** Opening DATA SUPPLIED block **
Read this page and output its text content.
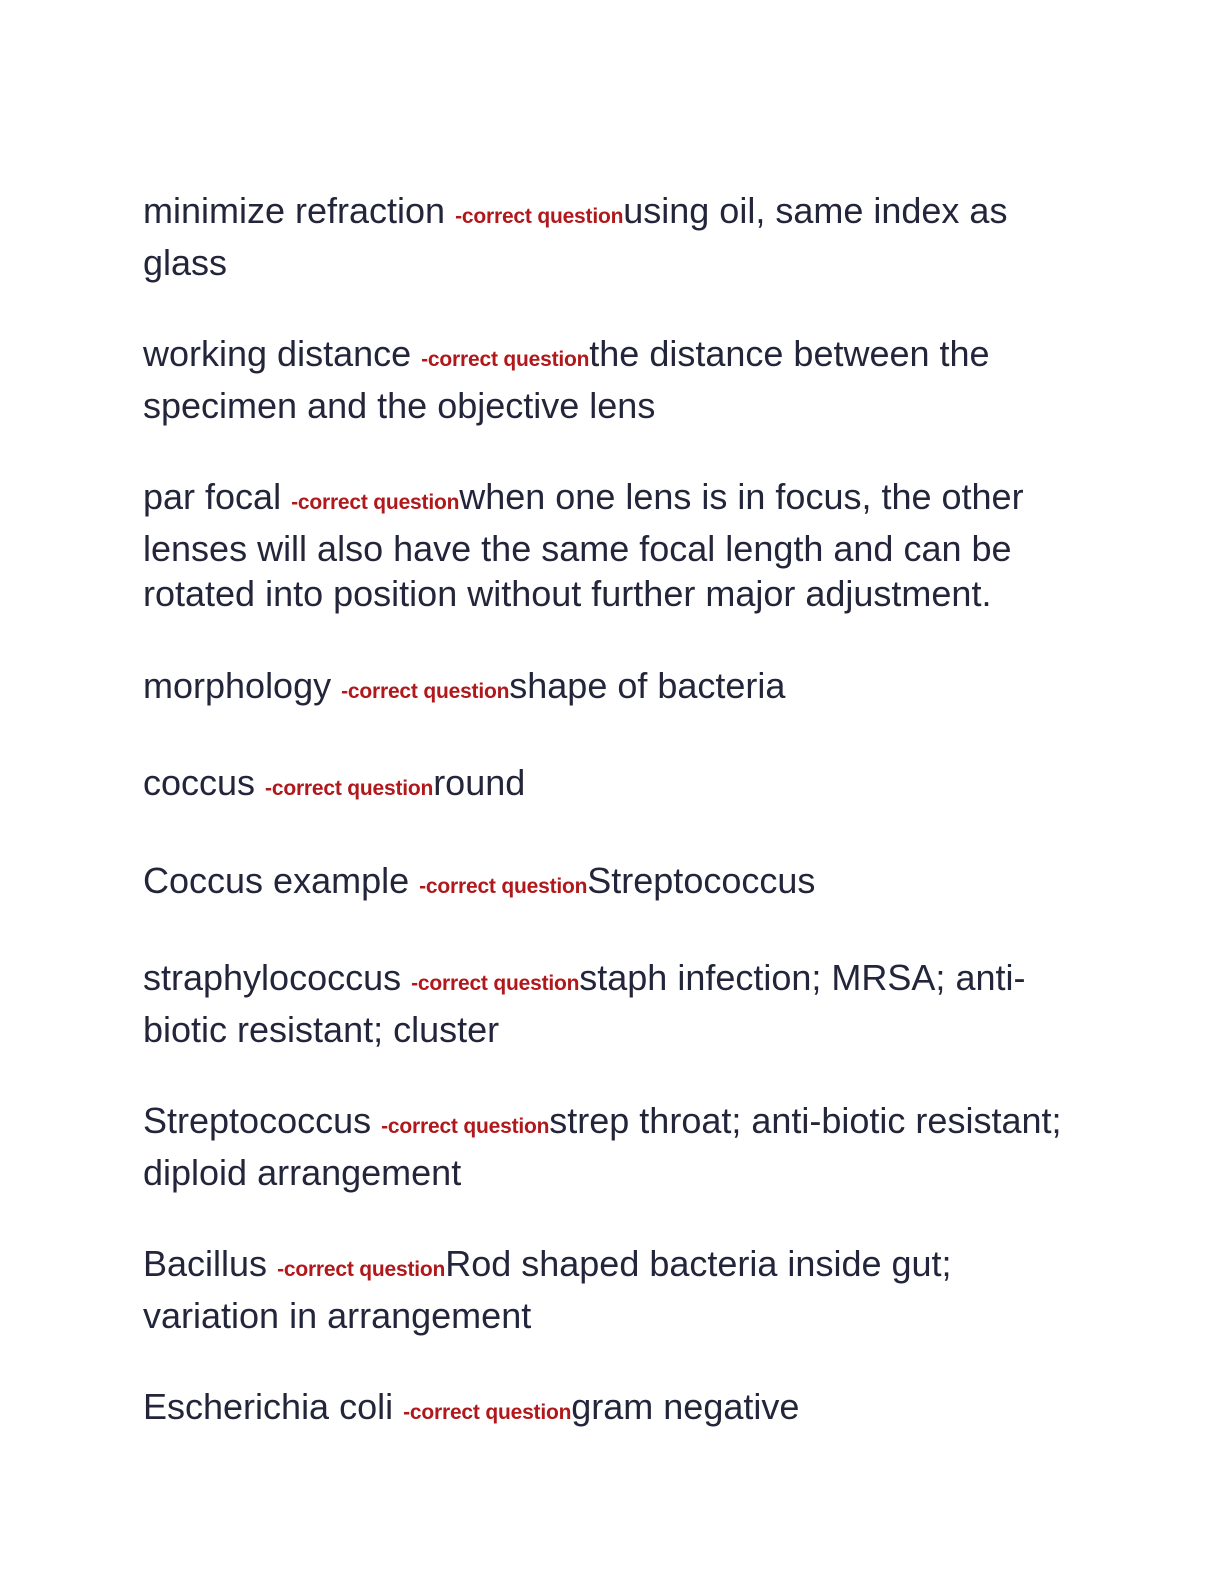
minimize refraction -correct questionusing oil, same index as glass

working distance -correct questionthe distance between the specimen and the objective lens

par focal -correct questionwhen one lens is in focus, the other lenses will also have the same focal length and can be rotated into position without further major adjustment.

morphology -correct questionshape of bacteria

coccus -correct questionround

Coccus example -correct questionStreptococcus

straphylococcus -correct questionstaph infection; MRSA; anti-biotic resistant; cluster

Streptococcus -correct questionstrep throat; anti-biotic resistant; diploid arrangement

Bacillus -correct questionRod shaped bacteria inside gut; variation in arrangement

Escherichia coli -correct questiongram negative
** Closing DATA SUPPLIED block **
PROBLEM: Using the data above, write out every line exactly, leaving the images behind.

ANSWER TO THE PROBLEM:
Read this page and output its text content.
minimize refraction -correct questionusing oil, same index as glass

working distance -correct questionthe distance between the specimen and the objective lens

par focal -correct questionwhen one lens is in focus, the other lenses will also have the same focal length and can be rotated into position without further major adjustment.

morphology -correct questionshape of bacteria

coccus -correct questionround

Coccus example -correct questionStreptococcus

straphylococcus -correct questionstaph infection; MRSA; anti-biotic resistant; cluster

Streptococcus -correct questionstrep throat; anti-biotic resistant; diploid arrangement

Bacillus -correct questionRod shaped bacteria inside gut; variation in arrangement

Escherichia coli -correct questiongram negative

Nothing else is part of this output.